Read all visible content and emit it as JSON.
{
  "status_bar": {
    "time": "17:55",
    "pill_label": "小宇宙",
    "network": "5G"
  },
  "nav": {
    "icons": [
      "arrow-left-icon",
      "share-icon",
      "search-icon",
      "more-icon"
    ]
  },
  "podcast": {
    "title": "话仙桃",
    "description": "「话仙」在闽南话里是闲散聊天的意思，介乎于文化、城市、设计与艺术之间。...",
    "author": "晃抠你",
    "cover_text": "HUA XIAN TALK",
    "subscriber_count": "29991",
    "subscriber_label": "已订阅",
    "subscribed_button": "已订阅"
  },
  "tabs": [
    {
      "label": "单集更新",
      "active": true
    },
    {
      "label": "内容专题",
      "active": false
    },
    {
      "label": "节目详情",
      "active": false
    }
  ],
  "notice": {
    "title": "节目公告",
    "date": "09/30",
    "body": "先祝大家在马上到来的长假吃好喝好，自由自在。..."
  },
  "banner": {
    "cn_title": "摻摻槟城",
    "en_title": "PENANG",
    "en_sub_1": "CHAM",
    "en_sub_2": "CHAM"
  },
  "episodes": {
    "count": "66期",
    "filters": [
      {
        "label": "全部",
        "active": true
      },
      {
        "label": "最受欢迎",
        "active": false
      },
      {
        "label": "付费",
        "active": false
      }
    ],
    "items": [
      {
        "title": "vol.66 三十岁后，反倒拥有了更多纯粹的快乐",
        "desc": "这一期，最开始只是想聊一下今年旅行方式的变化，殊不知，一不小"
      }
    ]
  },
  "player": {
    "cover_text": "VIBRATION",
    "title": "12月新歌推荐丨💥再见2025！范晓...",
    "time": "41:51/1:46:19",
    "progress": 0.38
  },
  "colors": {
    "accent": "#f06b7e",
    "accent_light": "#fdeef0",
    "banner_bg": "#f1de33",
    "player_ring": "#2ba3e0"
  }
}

● ● ● ● ●

Brief: Restate the listing above word for word.

Answer for this exercise:
Read all visible content and emit it as JSON.
{
  "status_bar": {
    "time": "17:55",
    "pill_label": "小宇宙",
    "network": "5G"
  },
  "nav": {
    "icons": [
      "arrow-left-icon",
      "share-icon",
      "search-icon",
      "more-icon"
    ]
  },
  "podcast": {
    "title": "话仙桃",
    "description": "「话仙」在闽南话里是闲散聊天的意思，介乎于文化、城市、设计与艺术之间。...",
    "author": "晃抠你",
    "cover_text": "HUA XIAN TALK",
    "subscriber_count": "29991",
    "subscriber_label": "已订阅",
    "subscribed_button": "已订阅"
  },
  "tabs": [
    {
      "label": "单集更新",
      "active": true
    },
    {
      "label": "内容专题",
      "active": false
    },
    {
      "label": "节目详情",
      "active": false
    }
  ],
  "notice": {
    "title": "节目公告",
    "date": "09/30",
    "body": "先祝大家在马上到来的长假吃好喝好，自由自在。..."
  },
  "banner": {
    "cn_title": "摻摻槟城",
    "en_title": "PENANG",
    "en_sub_1": "CHAM",
    "en_sub_2": "CHAM"
  },
  "episodes": {
    "count": "66期",
    "filters": [
      {
        "label": "全部",
        "active": true
      },
      {
        "label": "最受欢迎",
        "active": false
      },
      {
        "label": "付费",
        "active": false
      }
    ],
    "items": [
      {
        "title": "vol.66 三十岁后，反倒拥有了更多纯粹的快乐",
        "desc": "这一期，最开始只是想聊一下今年旅行方式的变化，殊不知，一不小"
      }
    ]
  },
  "player": {
    "cover_text": "VIBRATION",
    "title": "12月新歌推荐丨💥再见2025！范晓...",
    "time": "41:51/1:46:19",
    "progress": 0.38
  },
  "colors": {
    "accent": "#f06b7e",
    "accent_light": "#fdeef0",
    "banner_bg": "#f1de33",
    "player_ring": "#2ba3e0"
  }
}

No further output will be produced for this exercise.